• **Brief**
Restate the records below word for word.

***** Dataset entries

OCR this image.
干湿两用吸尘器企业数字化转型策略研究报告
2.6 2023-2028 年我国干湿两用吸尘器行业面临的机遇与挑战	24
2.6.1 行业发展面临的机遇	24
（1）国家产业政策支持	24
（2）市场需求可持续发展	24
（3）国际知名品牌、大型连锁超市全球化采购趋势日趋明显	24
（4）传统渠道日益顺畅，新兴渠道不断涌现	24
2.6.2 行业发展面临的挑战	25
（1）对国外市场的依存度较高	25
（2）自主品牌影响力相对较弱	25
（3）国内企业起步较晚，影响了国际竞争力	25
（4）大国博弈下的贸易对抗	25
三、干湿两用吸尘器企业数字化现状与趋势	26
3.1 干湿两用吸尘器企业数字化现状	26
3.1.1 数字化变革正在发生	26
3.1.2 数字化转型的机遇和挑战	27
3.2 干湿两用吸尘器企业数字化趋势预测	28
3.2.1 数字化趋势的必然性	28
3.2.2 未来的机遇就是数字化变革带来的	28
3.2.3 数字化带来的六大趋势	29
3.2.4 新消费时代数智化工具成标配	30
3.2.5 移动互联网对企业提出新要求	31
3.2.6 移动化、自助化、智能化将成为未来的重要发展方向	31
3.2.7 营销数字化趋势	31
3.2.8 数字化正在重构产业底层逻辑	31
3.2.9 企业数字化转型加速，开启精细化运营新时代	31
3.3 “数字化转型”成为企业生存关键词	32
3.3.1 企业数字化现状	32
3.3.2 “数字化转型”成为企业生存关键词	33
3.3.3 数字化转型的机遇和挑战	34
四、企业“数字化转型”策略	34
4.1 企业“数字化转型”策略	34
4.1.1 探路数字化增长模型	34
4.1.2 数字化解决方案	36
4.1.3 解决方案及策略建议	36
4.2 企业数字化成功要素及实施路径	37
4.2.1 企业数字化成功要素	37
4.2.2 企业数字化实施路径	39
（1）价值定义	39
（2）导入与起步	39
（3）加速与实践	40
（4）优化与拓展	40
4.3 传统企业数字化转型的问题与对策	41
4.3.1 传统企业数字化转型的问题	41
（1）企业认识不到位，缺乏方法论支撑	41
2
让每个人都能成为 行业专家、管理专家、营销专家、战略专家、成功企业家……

**********

• **Answer to this task**
OCR this image.
干湿两用吸尘器企业数字化转型策略研究报告
2.6 2023-2028 年我国干湿两用吸尘器行业面临的机遇与挑战	24
2.6.1 行业发展面临的机遇	24
（1）国家产业政策支持	24
（2）市场需求可持续发展	24
（3）国际知名品牌、大型连锁超市全球化采购趋势日趋明显	24
（4）传统渠道日益顺畅，新兴渠道不断涌现	24
2.6.2 行业发展面临的挑战	25
（1）对国外市场的依存度较高	25
（2）自主品牌影响力相对较弱	25
（3）国内企业起步较晚，影响了国际竞争力	25
（4）大国博弈下的贸易对抗	25
三、干湿两用吸尘器企业数字化现状与趋势	26
3.1 干湿两用吸尘器企业数字化现状	26
3.1.1 数字化变革正在发生	26
3.1.2 数字化转型的机遇和挑战	27
3.2 干湿两用吸尘器企业数字化趋势预测	28
3.2.1 数字化趋势的必然性	28
3.2.2 未来的机遇就是数字化变革带来的	28
3.2.3 数字化带来的六大趋势	29
3.2.4 新消费时代数智化工具成标配	30
3.2.5 移动互联网对企业提出新要求	31
3.2.6 移动化、自助化、智能化将成为未来的重要发展方向	31
3.2.7 营销数字化趋势	31
3.2.8 数字化正在重构产业底层逻辑	31
3.2.9 企业数字化转型加速，开启精细化运营新时代	31
3.3 “数字化转型”成为企业生存关键词	32
3.3.1 企业数字化现状	32
3.3.2 “数字化转型”成为企业生存关键词	33
3.3.3 数字化转型的机遇和挑战	34
四、企业“数字化转型”策略	34
4.1 企业“数字化转型”策略	34
4.1.1 探路数字化增长模型	34
4.1.2 数字化解决方案	36
4.1.3 解决方案及策略建议	36
4.2 企业数字化成功要素及实施路径	37
4.2.1 企业数字化成功要素	37
4.2.2 企业数字化实施路径	39
（1）价值定义	39
（2）导入与起步	39
（3）加速与实践	40
（4）优化与拓展	40
4.3 传统企业数字化转型的问题与对策	41
4.3.1 传统企业数字化转型的问题	41
（1）企业认识不到位，缺乏方法论支撑	41
2
让每个人都能成为 行业专家、管理专家、营销专家、战略专家、成功企业家……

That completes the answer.